Check each line of the records below for the word "curseforgeCategory" and copy those where it appears.

====== Extracted data ======

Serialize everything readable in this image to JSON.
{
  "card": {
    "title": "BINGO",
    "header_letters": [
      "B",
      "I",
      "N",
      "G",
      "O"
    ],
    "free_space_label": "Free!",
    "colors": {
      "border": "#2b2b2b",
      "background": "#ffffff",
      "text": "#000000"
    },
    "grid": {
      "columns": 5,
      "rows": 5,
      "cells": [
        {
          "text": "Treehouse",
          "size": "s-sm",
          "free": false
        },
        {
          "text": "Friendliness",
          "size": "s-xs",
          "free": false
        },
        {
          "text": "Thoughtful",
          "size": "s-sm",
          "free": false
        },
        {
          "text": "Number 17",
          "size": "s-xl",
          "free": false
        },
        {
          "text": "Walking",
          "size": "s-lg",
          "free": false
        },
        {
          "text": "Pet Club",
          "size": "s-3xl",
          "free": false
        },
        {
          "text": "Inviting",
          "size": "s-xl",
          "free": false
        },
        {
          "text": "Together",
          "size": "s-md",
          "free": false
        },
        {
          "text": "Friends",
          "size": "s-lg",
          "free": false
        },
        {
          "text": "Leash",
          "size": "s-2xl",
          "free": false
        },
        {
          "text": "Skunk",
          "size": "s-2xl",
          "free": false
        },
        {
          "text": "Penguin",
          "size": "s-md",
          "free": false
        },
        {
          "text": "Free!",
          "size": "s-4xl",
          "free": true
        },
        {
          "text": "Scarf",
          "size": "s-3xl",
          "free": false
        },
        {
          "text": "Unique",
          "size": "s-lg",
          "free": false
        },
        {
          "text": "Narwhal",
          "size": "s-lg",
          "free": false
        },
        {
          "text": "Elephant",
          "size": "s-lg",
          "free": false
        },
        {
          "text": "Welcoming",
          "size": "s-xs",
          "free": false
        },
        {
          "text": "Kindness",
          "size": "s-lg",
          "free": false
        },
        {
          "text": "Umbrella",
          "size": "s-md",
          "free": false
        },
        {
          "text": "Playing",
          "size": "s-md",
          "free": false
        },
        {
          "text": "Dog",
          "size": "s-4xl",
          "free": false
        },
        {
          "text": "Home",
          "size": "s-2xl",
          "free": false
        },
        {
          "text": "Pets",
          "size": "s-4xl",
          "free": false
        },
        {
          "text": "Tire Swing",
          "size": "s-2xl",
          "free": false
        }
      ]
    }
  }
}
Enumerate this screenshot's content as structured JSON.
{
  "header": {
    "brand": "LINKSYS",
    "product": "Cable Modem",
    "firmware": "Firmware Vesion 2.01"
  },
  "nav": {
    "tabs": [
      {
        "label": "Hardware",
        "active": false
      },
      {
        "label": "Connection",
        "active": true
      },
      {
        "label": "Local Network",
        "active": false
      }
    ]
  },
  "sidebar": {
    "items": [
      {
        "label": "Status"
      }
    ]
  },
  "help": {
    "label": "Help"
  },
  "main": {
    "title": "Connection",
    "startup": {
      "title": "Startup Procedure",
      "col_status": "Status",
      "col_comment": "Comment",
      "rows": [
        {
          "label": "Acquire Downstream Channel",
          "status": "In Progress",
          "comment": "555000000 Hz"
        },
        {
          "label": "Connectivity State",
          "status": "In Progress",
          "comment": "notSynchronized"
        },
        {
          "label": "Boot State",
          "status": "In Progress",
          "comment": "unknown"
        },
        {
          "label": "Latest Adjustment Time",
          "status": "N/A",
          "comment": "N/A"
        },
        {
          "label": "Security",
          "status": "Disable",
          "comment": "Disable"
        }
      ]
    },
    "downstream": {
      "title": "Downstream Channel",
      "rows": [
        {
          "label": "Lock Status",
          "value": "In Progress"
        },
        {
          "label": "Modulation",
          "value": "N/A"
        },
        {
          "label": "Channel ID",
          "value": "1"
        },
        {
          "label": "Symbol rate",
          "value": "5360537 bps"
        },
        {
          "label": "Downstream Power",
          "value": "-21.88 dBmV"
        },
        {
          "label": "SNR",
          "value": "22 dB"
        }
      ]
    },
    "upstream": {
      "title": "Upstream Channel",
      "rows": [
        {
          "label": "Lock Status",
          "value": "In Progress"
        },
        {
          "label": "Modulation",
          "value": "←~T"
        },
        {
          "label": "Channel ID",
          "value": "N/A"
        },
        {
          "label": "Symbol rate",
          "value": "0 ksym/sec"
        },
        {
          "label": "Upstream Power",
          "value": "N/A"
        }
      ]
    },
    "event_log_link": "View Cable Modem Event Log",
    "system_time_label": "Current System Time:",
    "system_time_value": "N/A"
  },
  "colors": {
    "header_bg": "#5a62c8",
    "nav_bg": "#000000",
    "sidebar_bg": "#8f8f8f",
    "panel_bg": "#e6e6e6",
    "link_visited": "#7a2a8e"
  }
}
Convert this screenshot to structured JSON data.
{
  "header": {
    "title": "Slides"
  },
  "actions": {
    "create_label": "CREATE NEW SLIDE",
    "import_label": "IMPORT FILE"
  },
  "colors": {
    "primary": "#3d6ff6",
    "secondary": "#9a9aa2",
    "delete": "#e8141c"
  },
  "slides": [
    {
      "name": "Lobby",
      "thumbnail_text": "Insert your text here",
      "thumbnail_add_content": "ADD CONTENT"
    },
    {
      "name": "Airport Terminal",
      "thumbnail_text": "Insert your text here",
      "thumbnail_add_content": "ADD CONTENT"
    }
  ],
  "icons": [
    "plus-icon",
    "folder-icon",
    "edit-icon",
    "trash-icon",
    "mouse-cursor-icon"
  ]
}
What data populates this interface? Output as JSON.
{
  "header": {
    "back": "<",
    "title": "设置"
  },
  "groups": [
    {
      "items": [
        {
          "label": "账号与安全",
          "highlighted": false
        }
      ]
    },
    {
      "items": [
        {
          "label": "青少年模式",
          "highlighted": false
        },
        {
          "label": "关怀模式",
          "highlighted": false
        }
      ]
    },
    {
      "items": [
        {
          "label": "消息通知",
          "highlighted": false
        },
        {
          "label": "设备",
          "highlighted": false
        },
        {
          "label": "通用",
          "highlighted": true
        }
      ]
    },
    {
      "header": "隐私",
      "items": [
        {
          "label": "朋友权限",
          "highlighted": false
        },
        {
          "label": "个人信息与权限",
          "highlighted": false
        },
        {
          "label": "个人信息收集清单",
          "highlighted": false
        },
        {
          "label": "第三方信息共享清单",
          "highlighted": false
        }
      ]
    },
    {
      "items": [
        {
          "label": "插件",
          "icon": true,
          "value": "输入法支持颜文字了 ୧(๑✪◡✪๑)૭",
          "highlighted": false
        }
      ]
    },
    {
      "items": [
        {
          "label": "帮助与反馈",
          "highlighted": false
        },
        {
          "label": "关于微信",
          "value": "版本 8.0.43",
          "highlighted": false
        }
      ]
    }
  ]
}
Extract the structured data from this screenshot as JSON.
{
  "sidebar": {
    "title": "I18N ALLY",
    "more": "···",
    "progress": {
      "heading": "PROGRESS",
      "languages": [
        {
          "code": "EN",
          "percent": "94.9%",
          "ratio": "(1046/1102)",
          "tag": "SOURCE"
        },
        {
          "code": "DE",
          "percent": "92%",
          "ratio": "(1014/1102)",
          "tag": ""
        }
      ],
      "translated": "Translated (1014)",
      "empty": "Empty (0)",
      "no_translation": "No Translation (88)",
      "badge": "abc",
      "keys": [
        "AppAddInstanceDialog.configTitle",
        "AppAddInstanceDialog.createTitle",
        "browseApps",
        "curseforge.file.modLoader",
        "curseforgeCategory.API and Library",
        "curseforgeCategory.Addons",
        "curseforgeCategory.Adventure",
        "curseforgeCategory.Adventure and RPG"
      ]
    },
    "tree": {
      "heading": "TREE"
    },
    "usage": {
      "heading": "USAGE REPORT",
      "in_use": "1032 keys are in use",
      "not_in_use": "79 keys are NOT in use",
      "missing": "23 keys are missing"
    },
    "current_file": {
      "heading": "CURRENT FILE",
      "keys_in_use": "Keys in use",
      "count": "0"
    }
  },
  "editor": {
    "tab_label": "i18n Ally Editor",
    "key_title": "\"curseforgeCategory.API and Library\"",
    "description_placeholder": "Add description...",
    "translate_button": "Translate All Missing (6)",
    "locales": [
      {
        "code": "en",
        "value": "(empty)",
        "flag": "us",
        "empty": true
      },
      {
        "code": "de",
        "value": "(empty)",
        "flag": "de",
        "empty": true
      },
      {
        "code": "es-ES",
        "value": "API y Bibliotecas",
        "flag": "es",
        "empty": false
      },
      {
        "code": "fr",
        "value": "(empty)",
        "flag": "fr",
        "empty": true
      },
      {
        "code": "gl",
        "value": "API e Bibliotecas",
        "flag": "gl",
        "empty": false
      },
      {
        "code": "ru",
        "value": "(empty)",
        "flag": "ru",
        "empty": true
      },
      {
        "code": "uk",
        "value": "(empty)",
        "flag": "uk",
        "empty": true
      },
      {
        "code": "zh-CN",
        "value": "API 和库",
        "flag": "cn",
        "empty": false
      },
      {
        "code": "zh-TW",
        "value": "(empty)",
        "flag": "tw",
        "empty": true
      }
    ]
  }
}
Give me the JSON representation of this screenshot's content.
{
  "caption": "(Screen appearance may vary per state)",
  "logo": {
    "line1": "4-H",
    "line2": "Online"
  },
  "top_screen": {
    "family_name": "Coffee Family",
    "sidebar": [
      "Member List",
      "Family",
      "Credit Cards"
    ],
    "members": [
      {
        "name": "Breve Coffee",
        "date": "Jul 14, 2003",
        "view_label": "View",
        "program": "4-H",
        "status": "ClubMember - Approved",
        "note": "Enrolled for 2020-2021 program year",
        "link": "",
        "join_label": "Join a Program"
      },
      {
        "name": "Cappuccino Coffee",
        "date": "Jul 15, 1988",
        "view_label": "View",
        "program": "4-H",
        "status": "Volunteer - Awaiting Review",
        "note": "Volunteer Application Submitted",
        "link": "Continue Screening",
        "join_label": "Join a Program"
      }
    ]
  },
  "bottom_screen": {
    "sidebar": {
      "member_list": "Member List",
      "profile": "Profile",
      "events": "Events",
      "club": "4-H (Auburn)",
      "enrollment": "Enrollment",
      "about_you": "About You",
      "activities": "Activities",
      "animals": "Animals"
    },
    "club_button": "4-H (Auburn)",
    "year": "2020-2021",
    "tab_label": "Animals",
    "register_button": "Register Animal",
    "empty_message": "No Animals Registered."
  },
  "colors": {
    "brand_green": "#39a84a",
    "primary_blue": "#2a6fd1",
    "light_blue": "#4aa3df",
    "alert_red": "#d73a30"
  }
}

======

* Answer to this problem *
        "curseforgeCategory.API and Library",
        "curseforgeCategory.Addons",
        "curseforgeCategory.Adventure",
        "curseforgeCategory.Adventure and RPG"
    "key_title": "\"curseforgeCategory.API and Library\"",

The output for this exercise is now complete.